* Start *

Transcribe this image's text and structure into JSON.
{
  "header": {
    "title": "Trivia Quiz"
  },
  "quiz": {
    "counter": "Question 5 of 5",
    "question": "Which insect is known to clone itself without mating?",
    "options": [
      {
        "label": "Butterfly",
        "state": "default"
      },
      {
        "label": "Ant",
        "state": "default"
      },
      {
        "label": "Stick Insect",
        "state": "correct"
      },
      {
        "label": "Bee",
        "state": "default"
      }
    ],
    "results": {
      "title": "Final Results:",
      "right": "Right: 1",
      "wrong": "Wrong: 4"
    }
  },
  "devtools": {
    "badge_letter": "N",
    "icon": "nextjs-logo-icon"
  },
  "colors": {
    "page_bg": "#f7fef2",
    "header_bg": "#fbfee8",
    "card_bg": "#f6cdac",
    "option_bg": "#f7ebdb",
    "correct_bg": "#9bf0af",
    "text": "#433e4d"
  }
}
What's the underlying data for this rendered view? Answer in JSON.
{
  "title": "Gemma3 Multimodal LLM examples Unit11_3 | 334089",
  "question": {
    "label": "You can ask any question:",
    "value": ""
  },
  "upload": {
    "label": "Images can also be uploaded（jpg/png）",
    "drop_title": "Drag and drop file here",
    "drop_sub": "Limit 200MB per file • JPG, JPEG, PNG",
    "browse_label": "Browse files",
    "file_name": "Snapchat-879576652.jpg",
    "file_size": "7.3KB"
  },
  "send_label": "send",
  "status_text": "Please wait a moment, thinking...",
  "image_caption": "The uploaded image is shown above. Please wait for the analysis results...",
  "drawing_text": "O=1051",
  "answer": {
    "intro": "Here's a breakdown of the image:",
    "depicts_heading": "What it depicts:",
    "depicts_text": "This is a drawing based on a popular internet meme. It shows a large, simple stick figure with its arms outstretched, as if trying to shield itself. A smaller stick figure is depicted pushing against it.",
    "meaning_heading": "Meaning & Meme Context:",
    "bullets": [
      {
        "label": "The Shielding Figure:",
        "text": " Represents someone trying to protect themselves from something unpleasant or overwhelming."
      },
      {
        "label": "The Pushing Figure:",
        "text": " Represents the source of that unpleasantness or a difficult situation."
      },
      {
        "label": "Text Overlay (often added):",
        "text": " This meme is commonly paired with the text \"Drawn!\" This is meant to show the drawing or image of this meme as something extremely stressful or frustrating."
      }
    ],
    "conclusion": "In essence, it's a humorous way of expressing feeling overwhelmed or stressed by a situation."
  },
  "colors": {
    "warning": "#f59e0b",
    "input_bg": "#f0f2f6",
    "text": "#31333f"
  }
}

* End *

*Exercise:* Extract all lines as given.

*Result below:*
Transcribe this image's text and structure into JSON.
{
  "header": {
    "title": "Trivia Quiz"
  },
  "quiz": {
    "counter": "Question 5 of 5",
    "question": "Which insect is known to clone itself without mating?",
    "options": [
      {
        "label": "Butterfly",
        "state": "default"
      },
      {
        "label": "Ant",
        "state": "default"
      },
      {
        "label": "Stick Insect",
        "state": "correct"
      },
      {
        "label": "Bee",
        "state": "default"
      }
    ],
    "results": {
      "title": "Final Results:",
      "right": "Right: 1",
      "wrong": "Wrong: 4"
    }
  },
  "devtools": {
    "badge_letter": "N",
    "icon": "nextjs-logo-icon"
  },
  "colors": {
    "page_bg": "#f7fef2",
    "header_bg": "#fbfee8",
    "card_bg": "#f6cdac",
    "option_bg": "#f7ebdb",
    "correct_bg": "#9bf0af",
    "text": "#433e4d"
  }
}
What's the underlying data for this rendered view? Answer in JSON.
{
  "title": "Gemma3 Multimodal LLM examples Unit11_3 | 334089",
  "question": {
    "label": "You can ask any question:",
    "value": ""
  },
  "upload": {
    "label": "Images can also be uploaded（jpg/png）",
    "drop_title": "Drag and drop file here",
    "drop_sub": "Limit 200MB per file • JPG, JPEG, PNG",
    "browse_label": "Browse files",
    "file_name": "Snapchat-879576652.jpg",
    "file_size": "7.3KB"
  },
  "send_label": "send",
  "status_text": "Please wait a moment, thinking...",
  "image_caption": "The uploaded image is shown above. Please wait for the analysis results...",
  "drawing_text": "O=1051",
  "answer": {
    "intro": "Here's a breakdown of the image:",
    "depicts_heading": "What it depicts:",
    "depicts_text": "This is a drawing based on a popular internet meme. It shows a large, simple stick figure with its arms outstretched, as if trying to shield itself. A smaller stick figure is depicted pushing against it.",
    "meaning_heading": "Meaning & Meme Context:",
    "bullets": [
      {
        "label": "The Shielding Figure:",
        "text": " Represents someone trying to protect themselves from something unpleasant or overwhelming."
      },
      {
        "label": "The Pushing Figure:",
        "text": " Represents the source of that unpleasantness or a difficult situation."
      },
      {
        "label": "Text Overlay (often added):",
        "text": " This meme is commonly paired with the text \"Drawn!\" This is meant to show the drawing or image of this meme as something extremely stressful or frustrating."
      }
    ],
    "conclusion": "In essence, it's a humorous way of expressing feeling overwhelmed or stressed by a situation."
  },
  "colors": {
    "warning": "#f59e0b",
    "input_bg": "#f0f2f6",
    "text": "#31333f"
  }
}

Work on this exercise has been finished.